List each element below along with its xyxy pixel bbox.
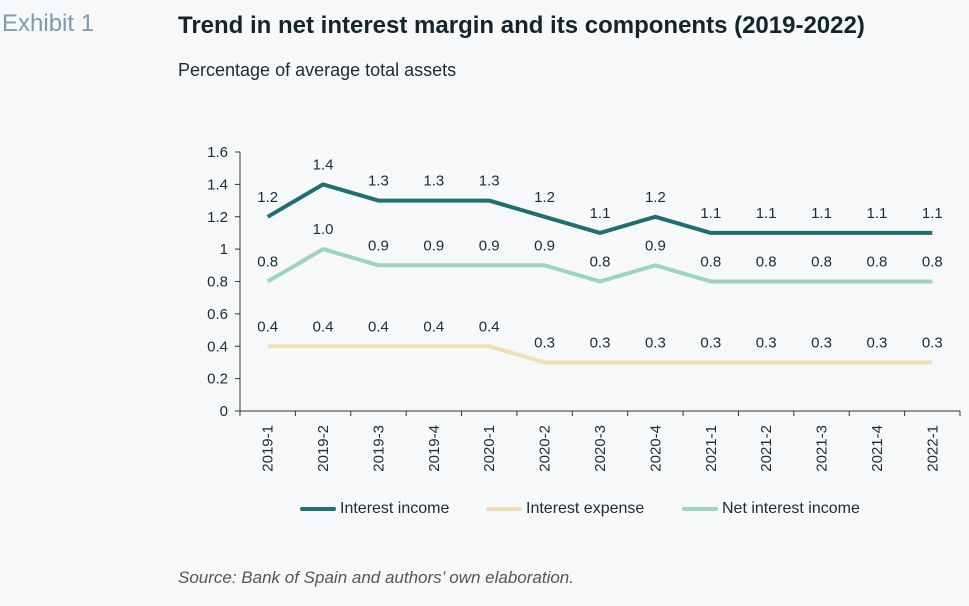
data-label-interest-income: 1.3 xyxy=(479,173,500,190)
data-label-interest-expense: 0.4 xyxy=(479,318,500,335)
legend-swatch xyxy=(682,507,718,511)
x-tick-label: 2021-4 xyxy=(869,425,886,472)
x-tick-label: 2020-2 xyxy=(537,425,554,472)
x-tick-label: 2019-1 xyxy=(260,425,277,472)
x-tick-label: 2021-1 xyxy=(703,425,720,472)
data-label-net-interest-income: 0.8 xyxy=(866,254,887,271)
y-tick-label: 0.8 xyxy=(207,274,228,291)
data-label-net-interest-income: 0.8 xyxy=(700,254,721,271)
data-label-interest-income: 1.1 xyxy=(922,205,943,222)
data-label-interest-expense: 0.3 xyxy=(534,334,555,351)
y-tick-label: 0.2 xyxy=(207,371,228,388)
data-label-interest-income: 1.2 xyxy=(257,189,278,206)
x-tick-label: 2019-4 xyxy=(426,425,443,472)
legend-label: Interest expense xyxy=(526,500,645,517)
data-label-interest-expense: 0.3 xyxy=(756,334,777,351)
data-label-interest-income: 1.1 xyxy=(590,205,611,222)
legend-swatch xyxy=(300,507,336,511)
data-label-net-interest-income: 0.8 xyxy=(922,254,943,271)
chart-title: Trend in net interest margin and its com… xyxy=(178,12,865,39)
data-label-net-interest-income: 0.9 xyxy=(645,237,666,254)
chart-subtitle: Percentage of average total assets xyxy=(178,60,457,80)
x-tick-label: 2021-3 xyxy=(814,425,831,472)
data-label-net-interest-income: 0.8 xyxy=(590,254,611,271)
data-label-net-interest-income: 0.9 xyxy=(368,237,389,254)
legend-item-interest-expense: Interest expense xyxy=(486,500,644,518)
x-tick-label: 2021-2 xyxy=(758,425,775,472)
x-tick-label: 2019-3 xyxy=(370,425,387,472)
data-label-interest-income: 1.2 xyxy=(534,189,555,206)
y-tick-label: 1.6 xyxy=(207,144,228,161)
legend-item-net-interest-income: Net interest income xyxy=(682,500,860,518)
data-label-interest-income: 1.3 xyxy=(368,173,389,190)
data-label-interest-income: 1.1 xyxy=(700,205,721,222)
data-label-net-interest-income: 0.8 xyxy=(756,254,777,271)
x-tick-label: 2022-1 xyxy=(924,425,941,472)
exhibit-label: Exhibit 1 xyxy=(2,10,95,37)
data-label-interest-income: 1.2 xyxy=(645,189,666,206)
y-tick-label: 0.6 xyxy=(207,306,228,323)
data-label-net-interest-income: 0.8 xyxy=(257,254,278,271)
data-label-net-interest-income: 1.0 xyxy=(313,221,334,238)
data-label-interest-income: 1.1 xyxy=(811,205,832,222)
series-line-interest-income xyxy=(266,182,933,235)
data-label-interest-expense: 0.4 xyxy=(368,318,389,335)
y-tick-label: 0 xyxy=(220,403,228,420)
data-label-interest-expense: 0.4 xyxy=(423,318,444,335)
data-label-interest-income: 1.3 xyxy=(423,173,444,190)
data-label-interest-expense: 0.3 xyxy=(866,334,887,351)
data-label-interest-income: 1.4 xyxy=(313,156,334,173)
data-label-interest-expense: 0.3 xyxy=(922,334,943,351)
source-note: Source: Bank of Spain and authors’ own e… xyxy=(178,568,574,587)
x-tick-label: 2020-1 xyxy=(481,425,498,472)
data-label-net-interest-income: 0.9 xyxy=(479,237,500,254)
legend-label: Net interest income xyxy=(722,500,860,517)
data-label-interest-expense: 0.4 xyxy=(313,318,334,335)
data-label-interest-expense: 0.4 xyxy=(257,318,278,335)
y-tick-label: 1 xyxy=(220,241,228,258)
data-label-interest-expense: 0.3 xyxy=(811,334,832,351)
y-tick-label: 1.4 xyxy=(207,176,228,193)
series-line-interest-expense xyxy=(267,344,933,365)
legend-item-interest-income: Interest income xyxy=(300,500,449,518)
y-tick-label: 1.2 xyxy=(207,209,228,226)
series-line-net-interest-income xyxy=(266,247,933,284)
data-label-interest-income: 1.1 xyxy=(866,205,887,222)
data-label-net-interest-income: 0.8 xyxy=(811,254,832,271)
x-tick-label: 2019-2 xyxy=(315,425,332,472)
data-label-interest-income: 1.1 xyxy=(756,205,777,222)
y-tick-label: 0.4 xyxy=(207,338,228,355)
data-label-net-interest-income: 0.9 xyxy=(423,237,444,254)
data-label-interest-expense: 0.3 xyxy=(700,334,721,351)
legend-label: Interest income xyxy=(340,500,450,517)
x-tick-label: 2020-4 xyxy=(647,425,664,472)
x-tick-label: 2020-3 xyxy=(592,425,609,472)
data-label-interest-expense: 0.3 xyxy=(645,334,666,351)
data-label-interest-expense: 0.3 xyxy=(590,334,611,351)
data-label-net-interest-income: 0.9 xyxy=(534,237,555,254)
legend-swatch xyxy=(486,507,522,511)
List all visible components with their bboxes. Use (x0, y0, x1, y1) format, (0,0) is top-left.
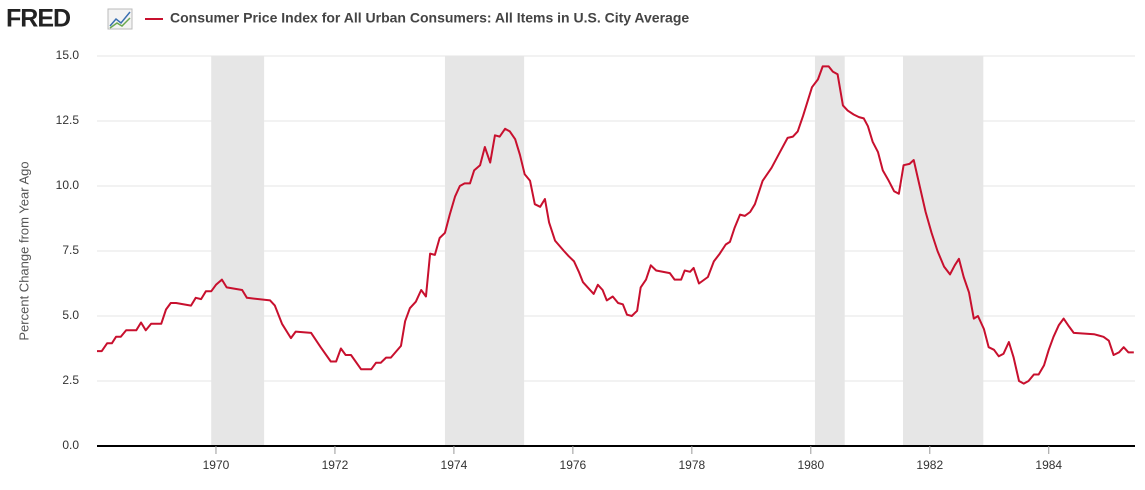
**********
Directions for this task:
Write out word for word the lines from the items above, beginning at the line that contains "data-label-interest-income: 1.3 xyxy=(479,173,500,190)" and stopping after the line that contains "x-tick-label: 2020-2 xyxy=(537,425,554,472)".

Answer:
data-label-interest-income: 1.3 xyxy=(479,173,500,190)
data-label-interest-expense: 0.4 xyxy=(479,318,500,335)
legend-swatch xyxy=(682,507,718,511)
x-tick-label: 2021-4 xyxy=(869,425,886,472)
x-tick-label: 2020-2 xyxy=(537,425,554,472)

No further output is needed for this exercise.